** start **
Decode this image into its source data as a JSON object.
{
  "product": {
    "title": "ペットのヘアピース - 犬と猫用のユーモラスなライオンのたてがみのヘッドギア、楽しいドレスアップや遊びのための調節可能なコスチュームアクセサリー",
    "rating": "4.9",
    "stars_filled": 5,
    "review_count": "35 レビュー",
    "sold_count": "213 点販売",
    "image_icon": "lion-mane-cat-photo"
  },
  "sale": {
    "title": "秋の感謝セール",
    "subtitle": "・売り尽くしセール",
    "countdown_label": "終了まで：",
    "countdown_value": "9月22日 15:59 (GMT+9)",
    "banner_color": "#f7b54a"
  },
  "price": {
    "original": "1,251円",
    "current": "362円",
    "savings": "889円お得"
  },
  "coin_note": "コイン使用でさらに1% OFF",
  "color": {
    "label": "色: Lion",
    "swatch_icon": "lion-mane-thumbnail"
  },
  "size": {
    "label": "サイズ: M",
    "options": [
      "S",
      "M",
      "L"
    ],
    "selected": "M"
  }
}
** end **
** start **
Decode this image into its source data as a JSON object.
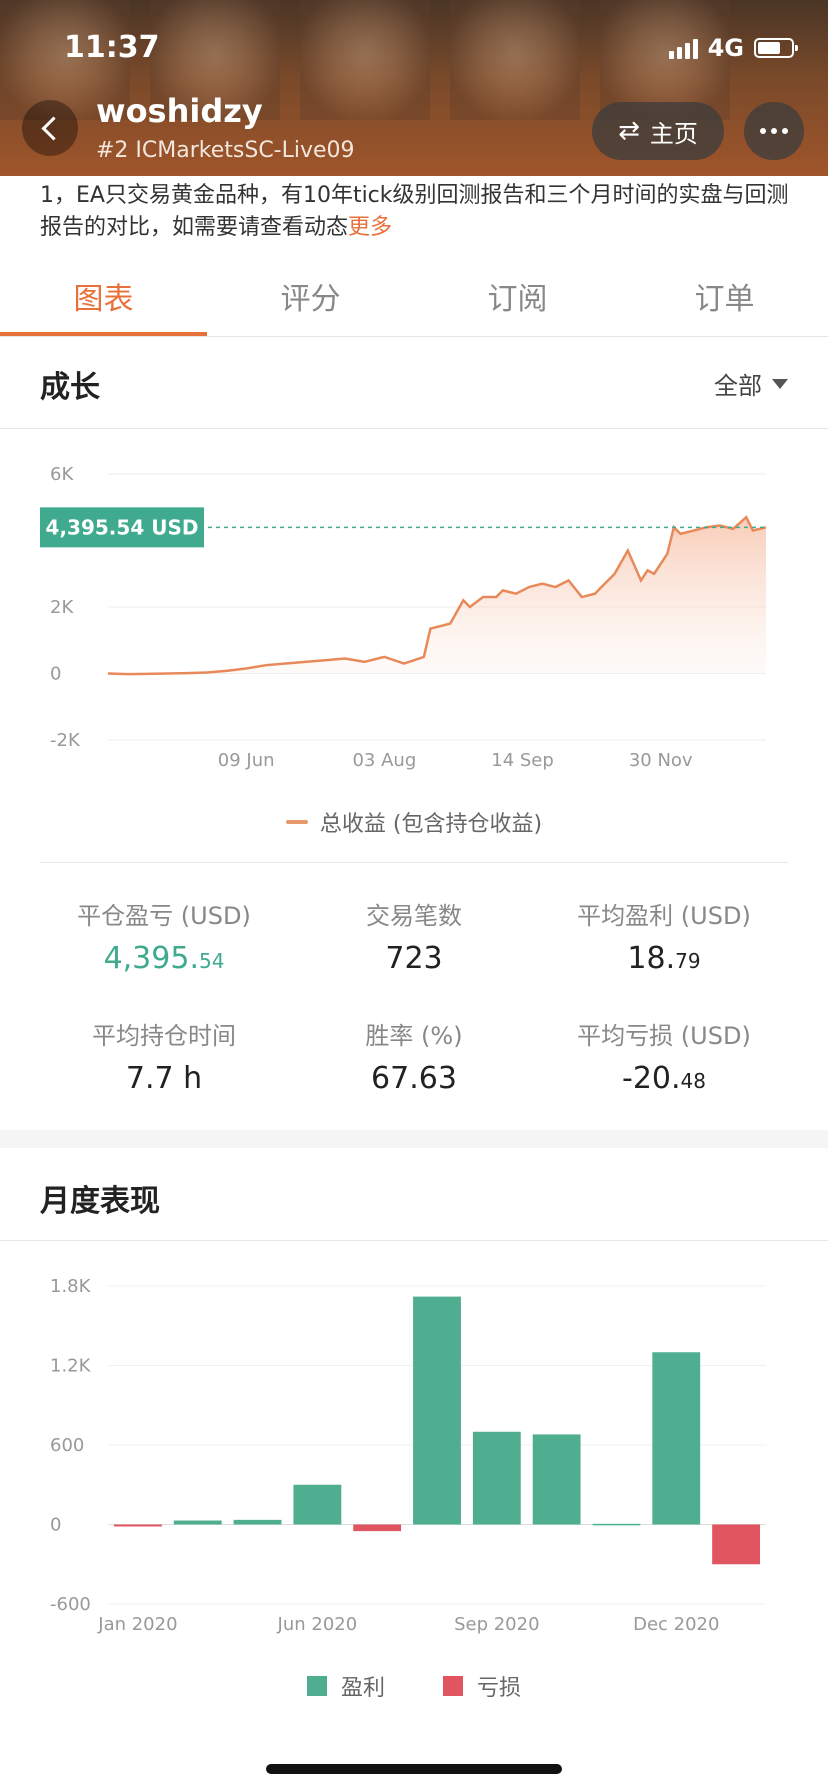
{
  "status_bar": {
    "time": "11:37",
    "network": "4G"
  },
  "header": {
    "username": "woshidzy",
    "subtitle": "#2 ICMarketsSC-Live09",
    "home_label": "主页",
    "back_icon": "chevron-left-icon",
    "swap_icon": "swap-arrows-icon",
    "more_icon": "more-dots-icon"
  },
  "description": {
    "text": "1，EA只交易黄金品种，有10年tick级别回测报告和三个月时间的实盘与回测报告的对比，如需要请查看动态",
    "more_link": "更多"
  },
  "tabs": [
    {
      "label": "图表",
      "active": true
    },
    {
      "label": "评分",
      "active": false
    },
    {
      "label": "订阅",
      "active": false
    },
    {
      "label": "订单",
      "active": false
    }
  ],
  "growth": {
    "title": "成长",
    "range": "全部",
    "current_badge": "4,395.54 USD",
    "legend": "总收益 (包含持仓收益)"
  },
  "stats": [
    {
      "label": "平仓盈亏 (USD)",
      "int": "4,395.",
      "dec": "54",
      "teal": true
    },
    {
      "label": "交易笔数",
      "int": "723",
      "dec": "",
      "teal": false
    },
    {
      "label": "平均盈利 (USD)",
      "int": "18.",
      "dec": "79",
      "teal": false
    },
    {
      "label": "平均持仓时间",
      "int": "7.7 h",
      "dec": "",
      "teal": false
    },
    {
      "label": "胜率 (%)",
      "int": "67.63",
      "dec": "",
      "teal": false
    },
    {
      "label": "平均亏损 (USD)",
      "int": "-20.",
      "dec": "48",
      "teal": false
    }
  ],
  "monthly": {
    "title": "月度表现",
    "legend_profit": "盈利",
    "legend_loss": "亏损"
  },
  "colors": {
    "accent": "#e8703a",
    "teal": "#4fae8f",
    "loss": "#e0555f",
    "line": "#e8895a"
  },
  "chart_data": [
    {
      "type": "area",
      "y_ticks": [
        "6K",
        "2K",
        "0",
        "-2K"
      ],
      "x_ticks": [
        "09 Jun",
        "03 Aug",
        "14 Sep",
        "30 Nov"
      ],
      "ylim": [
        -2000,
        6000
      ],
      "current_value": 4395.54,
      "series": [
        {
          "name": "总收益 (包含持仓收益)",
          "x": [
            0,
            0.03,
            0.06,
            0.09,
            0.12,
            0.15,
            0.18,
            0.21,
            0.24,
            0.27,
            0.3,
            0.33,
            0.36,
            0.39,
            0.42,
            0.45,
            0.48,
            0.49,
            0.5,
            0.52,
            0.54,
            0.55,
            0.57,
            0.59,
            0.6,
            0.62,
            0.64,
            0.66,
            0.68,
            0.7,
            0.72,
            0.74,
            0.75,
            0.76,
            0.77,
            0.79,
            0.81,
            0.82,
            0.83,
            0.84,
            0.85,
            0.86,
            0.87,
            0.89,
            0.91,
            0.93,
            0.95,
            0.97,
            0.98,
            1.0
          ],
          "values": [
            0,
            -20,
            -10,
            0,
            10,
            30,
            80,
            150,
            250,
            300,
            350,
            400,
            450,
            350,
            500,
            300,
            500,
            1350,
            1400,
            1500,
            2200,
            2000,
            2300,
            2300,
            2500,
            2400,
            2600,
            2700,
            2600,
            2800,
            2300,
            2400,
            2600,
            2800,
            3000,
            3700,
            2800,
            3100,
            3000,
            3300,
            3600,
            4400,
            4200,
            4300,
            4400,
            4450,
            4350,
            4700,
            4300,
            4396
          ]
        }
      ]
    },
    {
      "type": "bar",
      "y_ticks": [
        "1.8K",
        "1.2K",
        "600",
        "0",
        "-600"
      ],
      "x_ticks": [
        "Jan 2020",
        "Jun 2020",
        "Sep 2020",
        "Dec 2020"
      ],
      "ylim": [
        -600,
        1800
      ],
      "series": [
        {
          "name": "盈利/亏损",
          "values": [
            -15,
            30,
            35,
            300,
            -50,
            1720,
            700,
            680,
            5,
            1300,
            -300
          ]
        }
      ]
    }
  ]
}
** end **
The exercise
List all lines where "mane" occurs.

Solved problem
    "image_icon": "lion-mane-cat-photo"
    "swatch_icon": "lion-mane-thumbnail"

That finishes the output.